> _WRITTEN INSTRUCTION_:
The records that follow must be reproduced in full, exactly as written.

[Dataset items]

+ + +

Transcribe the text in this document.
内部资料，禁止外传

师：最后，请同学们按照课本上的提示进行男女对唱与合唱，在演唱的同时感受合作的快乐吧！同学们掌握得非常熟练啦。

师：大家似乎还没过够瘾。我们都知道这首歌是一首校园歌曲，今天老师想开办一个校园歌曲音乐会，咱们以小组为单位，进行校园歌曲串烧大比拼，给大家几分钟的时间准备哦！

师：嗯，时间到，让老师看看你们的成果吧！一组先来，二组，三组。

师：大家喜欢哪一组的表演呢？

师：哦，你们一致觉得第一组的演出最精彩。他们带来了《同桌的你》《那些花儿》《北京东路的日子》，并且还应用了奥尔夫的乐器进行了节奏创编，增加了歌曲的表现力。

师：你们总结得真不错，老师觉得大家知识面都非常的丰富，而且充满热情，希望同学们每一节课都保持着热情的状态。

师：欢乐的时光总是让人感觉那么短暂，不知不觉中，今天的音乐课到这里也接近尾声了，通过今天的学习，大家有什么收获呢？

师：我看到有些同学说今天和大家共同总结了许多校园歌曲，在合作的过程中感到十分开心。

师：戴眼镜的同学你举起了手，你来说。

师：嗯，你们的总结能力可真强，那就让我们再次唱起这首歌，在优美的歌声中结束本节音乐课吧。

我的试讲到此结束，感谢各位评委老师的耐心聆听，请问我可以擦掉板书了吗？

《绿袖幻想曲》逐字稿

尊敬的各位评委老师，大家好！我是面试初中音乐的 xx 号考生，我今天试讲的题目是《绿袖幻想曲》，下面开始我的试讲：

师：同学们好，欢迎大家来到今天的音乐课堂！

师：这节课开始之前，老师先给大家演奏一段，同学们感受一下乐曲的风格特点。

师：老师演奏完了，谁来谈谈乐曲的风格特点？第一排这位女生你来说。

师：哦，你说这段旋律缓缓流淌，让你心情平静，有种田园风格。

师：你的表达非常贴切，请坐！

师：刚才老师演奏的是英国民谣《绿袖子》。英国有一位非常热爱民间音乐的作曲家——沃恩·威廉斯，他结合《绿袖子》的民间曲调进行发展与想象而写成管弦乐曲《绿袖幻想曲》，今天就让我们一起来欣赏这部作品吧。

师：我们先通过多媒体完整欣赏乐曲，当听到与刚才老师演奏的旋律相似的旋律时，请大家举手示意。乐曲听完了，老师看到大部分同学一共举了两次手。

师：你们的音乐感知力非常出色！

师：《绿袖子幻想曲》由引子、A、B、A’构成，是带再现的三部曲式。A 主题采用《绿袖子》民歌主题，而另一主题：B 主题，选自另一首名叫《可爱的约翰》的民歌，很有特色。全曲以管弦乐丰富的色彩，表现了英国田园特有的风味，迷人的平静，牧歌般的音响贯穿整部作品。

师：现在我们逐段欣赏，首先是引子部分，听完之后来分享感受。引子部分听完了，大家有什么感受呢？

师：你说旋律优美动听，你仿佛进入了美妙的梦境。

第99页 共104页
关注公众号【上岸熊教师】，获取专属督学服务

+ + +

> _EXERCISE RESULT_:
Transcribe the text in this document.
内部资料，禁止外传

师：最后，请同学们按照课本上的提示进行男女对唱与合唱，在演唱的同时感受合作的快乐吧！同学们掌握得非常熟练啦。

师：大家似乎还没过够瘾。我们都知道这首歌是一首校园歌曲，今天老师想开办一个校园歌曲音乐会，咱们以小组为单位，进行校园歌曲串烧大比拼，给大家几分钟的时间准备哦！

师：嗯，时间到，让老师看看你们的成果吧！一组先来，二组，三组。

师：大家喜欢哪一组的表演呢？

师：哦，你们一致觉得第一组的演出最精彩。他们带来了《同桌的你》《那些花儿》《北京东路的日子》，并且还应用了奥尔夫的乐器进行了节奏创编，增加了歌曲的表现力。

师：你们总结得真不错，老师觉得大家知识面都非常的丰富，而且充满热情，希望同学们每一节课都保持着热情的状态。

师：欢乐的时光总是让人感觉那么短暂，不知不觉中，今天的音乐课到这里也接近尾声了，通过今天的学习，大家有什么收获呢？

师：我看到有些同学说今天和大家共同总结了许多校园歌曲，在合作的过程中感到十分开心。

师：戴眼镜的同学你举起了手，你来说。

师：嗯，你们的总结能力可真强，那就让我们再次唱起这首歌，在优美的歌声中结束本节音乐课吧。

我的试讲到此结束，感谢各位评委老师的耐心聆听，请问我可以擦掉板书了吗？

《绿袖幻想曲》逐字稿

尊敬的各位评委老师，大家好！我是面试初中音乐的 xx 号考生，我今天试讲的题目是《绿袖幻想曲》，下面开始我的试讲：

师：同学们好，欢迎大家来到今天的音乐课堂！

师：这节课开始之前，老师先给大家演奏一段，同学们感受一下乐曲的风格特点。

师：老师演奏完了，谁来谈谈乐曲的风格特点？第一排这位女生你来说。

师：哦，你说这段旋律缓缓流淌，让你心情平静，有种田园风格。

师：你的表达非常贴切，请坐！

师：刚才老师演奏的是英国民谣《绿袖子》。英国有一位非常热爱民间音乐的作曲家——沃恩·威廉斯，他结合《绿袖子》的民间曲调进行发展与想象而写成管弦乐曲《绿袖幻想曲》，今天就让我们一起来欣赏这部作品吧。

师：我们先通过多媒体完整欣赏乐曲，当听到与刚才老师演奏的旋律相似的旋律时，请大家举手示意。乐曲听完了，老师看到大部分同学一共举了两次手。

师：你们的音乐感知力非常出色！

师：《绿袖子幻想曲》由引子、A、B、A’构成，是带再现的三部曲式。A 主题采用《绿袖子》民歌主题，而另一主题：B 主题，选自另一首名叫《可爱的约翰》的民歌，很有特色。全曲以管弦乐丰富的色彩，表现了英国田园特有的风味，迷人的平静，牧歌般的音响贯穿整部作品。

师：现在我们逐段欣赏，首先是引子部分，听完之后来分享感受。引子部分听完了，大家有什么感受呢？

师：你说旋律优美动听，你仿佛进入了美妙的梦境。

第99页 共104页
关注公众号【上岸熊教师】，获取专属督学服务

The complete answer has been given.